REQUIRED WORK
An exact reproduction of the records is required, with all images left out.

(Dataset entries)
-- start --

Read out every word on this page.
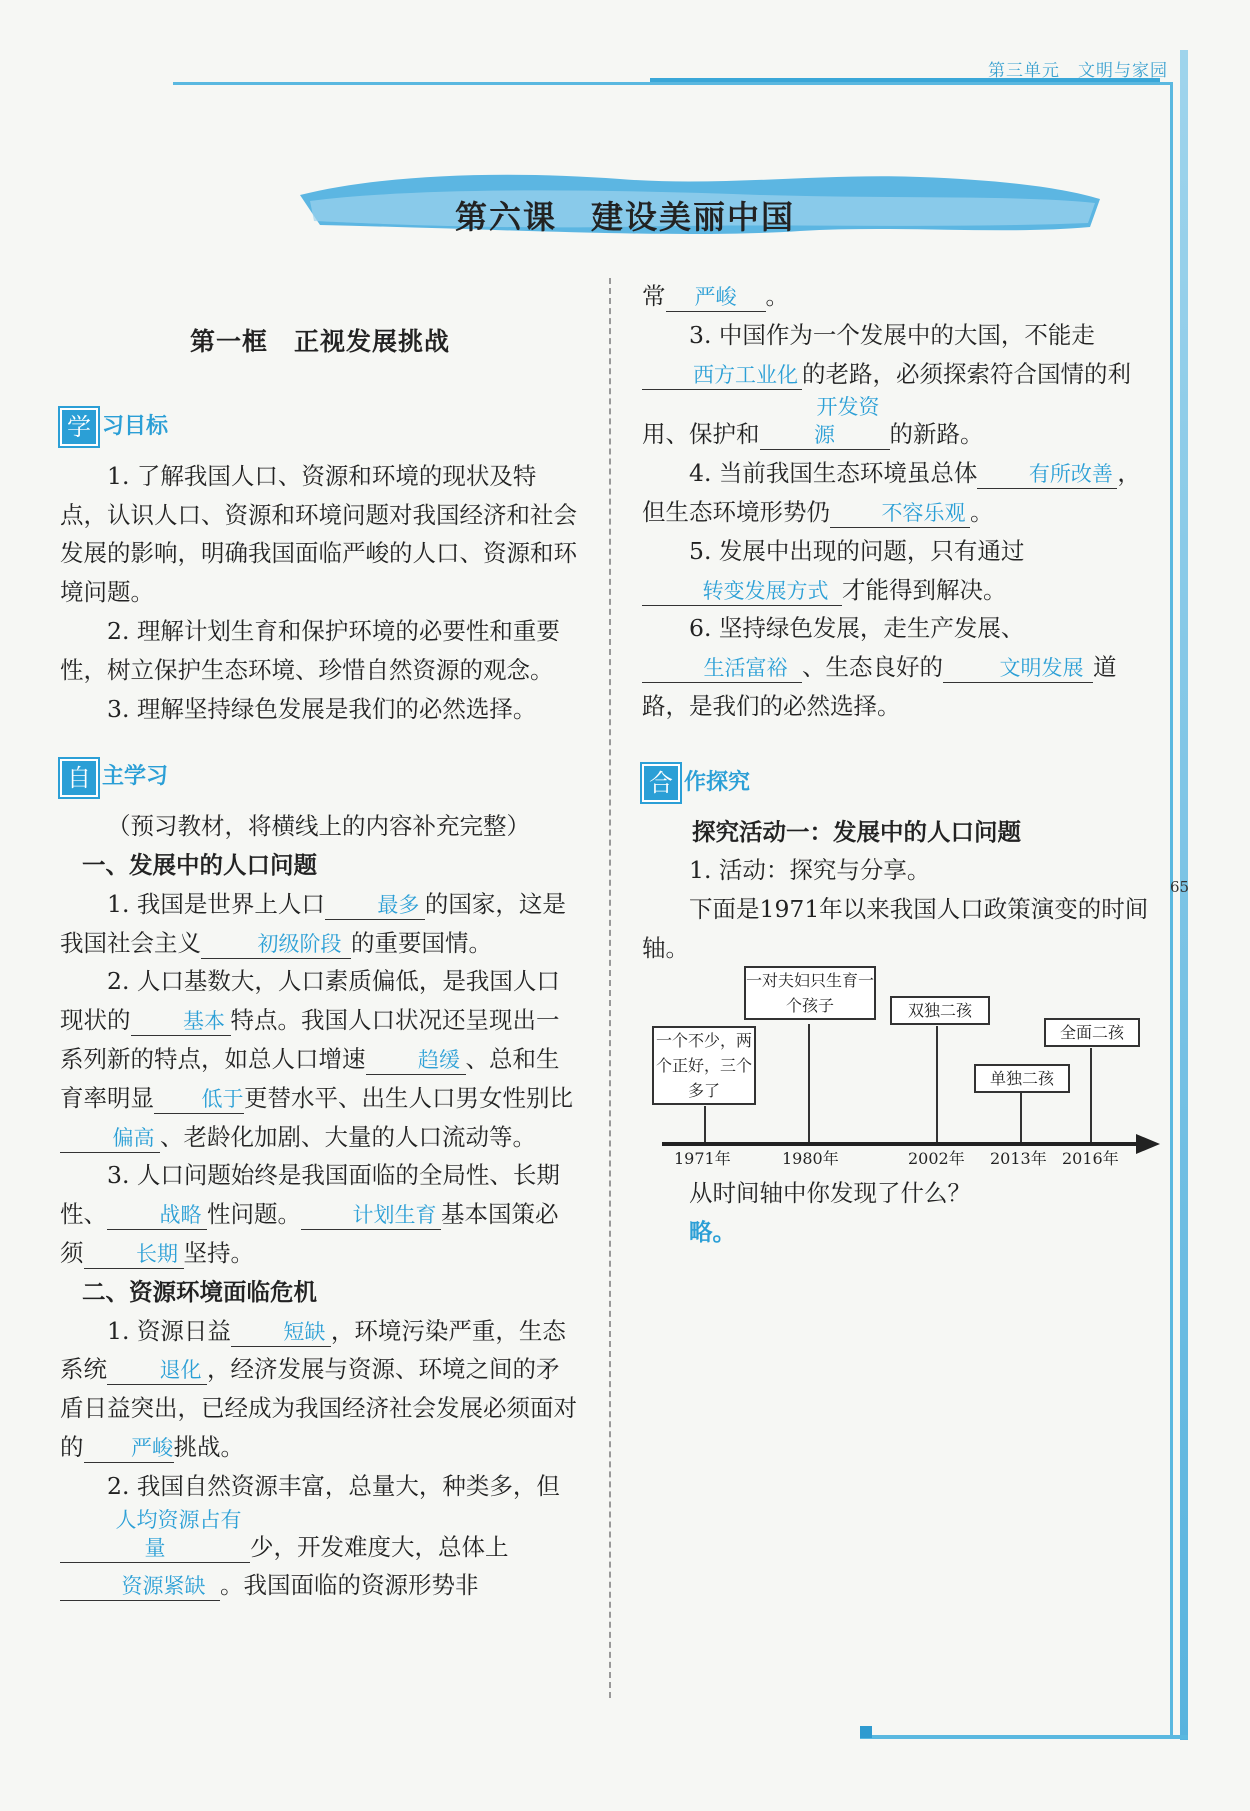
第三单元　文明与家园
65
第六课　建设美丽中国
第一框　正视发展挑战
学 习目标

1. 了解我国人口、资源和环境的现状及特点，认识人口、资源和环境问题对我国经济和社会发展的影响，明确我国面临严峻的人口、资源和环境问题。

2. 理解计划生育和保护环境的必要性和重要性，树立保护生态环境、珍惜自然资源的观念。

3. 理解坚持绿色发展是我们的必然选择。

自 主学习

（预习教材，将横线上的内容补充完整）

一、发展中的人口问题

1. 我国是世界上人口	最多 的国家，这是我国社会主义	初级阶段 的重要国情。

2. 人口基数大，人口素质偏低，是我国人口现状的	基本 特点。我国人口状况还呈现出一系列新的特点，如总人口增速	趋缓 、总和生育率明显 低于更替水平、出生人口男女性别比偏高 、老龄化加剧、大量的人口流动等。

3. 人口问题始终是我国面临的全局性、长期性、	战略 性问题。 计划生育 基本国策必须	长期 坚持。

二、资源环境面临危机

1. 资源日益	短缺 ，环境污染严重，生态系统	退化 ，经济发展与资源、环境之间的矛盾日益突出，已经成为我国经济社会发展必须面对的 严峻挑战。

2. 我国自然资源丰富，总量大，种类多，但人均资源占有量	少，开发难度大，总体上资源紧缺 。我国面临的资源形势非

常 严峻 。

3. 中国作为一个发展中的大国，不能走西方工业化 的老路，必须探索符合国情的利用、保护和开发资源 的新路。

4. 当前我国生态环境虽总体 有所改善 ，但生态环境形势仍 不容乐观 。

5. 发展中出现的问题，只有通过转变发展方式 才能得到解决。

6. 坚持绿色发展，走生产发展、生活富裕 、生态良好的	文明发展 道路，是我们的必然选择。

合 作探究

探究活动一：发展中的人口问题

1. 活动：探究与分享。

下面是1971年以来我国人口政策演变的时间轴。

一个不少，两个正好，三个多了
一对夫妇只生育一个孩子	双独二孩
单独二孩
全面二孩
1971年	1980年	2002年 2013年 2016年

从时间轴中你发现了什么？

略。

-- end --

FINISHED ANSWER
Read out every word on this page.
第三单元　文明与家园
65
第六课　建设美丽中国
第一框　正视发展挑战
学 习目标

1. 了解我国人口、资源和环境的现状及特点，认识人口、资源和环境问题对我国经济和社会发展的影响，明确我国面临严峻的人口、资源和环境问题。

2. 理解计划生育和保护环境的必要性和重要性，树立保护生态环境、珍惜自然资源的观念。

3. 理解坚持绿色发展是我们的必然选择。

自 主学习

（预习教材，将横线上的内容补充完整）

一、发展中的人口问题

1. 我国是世界上人口	最多 的国家，这是我国社会主义	初级阶段 的重要国情。

2. 人口基数大，人口素质偏低，是我国人口现状的	基本 特点。我国人口状况还呈现出一系列新的特点，如总人口增速	趋缓 、总和生育率明显 低于更替水平、出生人口男女性别比偏高 、老龄化加剧、大量的人口流动等。

3. 人口问题始终是我国面临的全局性、长期性、	战略 性问题。 计划生育 基本国策必须	长期 坚持。

二、资源环境面临危机

1. 资源日益	短缺 ，环境污染严重，生态系统	退化 ，经济发展与资源、环境之间的矛盾日益突出，已经成为我国经济社会发展必须面对的 严峻挑战。

2. 我国自然资源丰富，总量大，种类多，但人均资源占有量	少，开发难度大，总体上资源紧缺 。我国面临的资源形势非

常 严峻 。

3. 中国作为一个发展中的大国，不能走西方工业化 的老路，必须探索符合国情的利用、保护和开发资源 的新路。

4. 当前我国生态环境虽总体 有所改善 ，但生态环境形势仍 不容乐观 。

5. 发展中出现的问题，只有通过转变发展方式 才能得到解决。

6. 坚持绿色发展，走生产发展、生活富裕 、生态良好的	文明发展 道路，是我们的必然选择。

合 作探究

探究活动一：发展中的人口问题

1. 活动：探究与分享。

下面是1971年以来我国人口政策演变的时间轴。

一个不少，两个正好，三个多了
一对夫妇只生育一个孩子	双独二孩
单独二孩
全面二孩
1971年	1980年	2002年 2013年 2016年

从时间轴中你发现了什么？

略。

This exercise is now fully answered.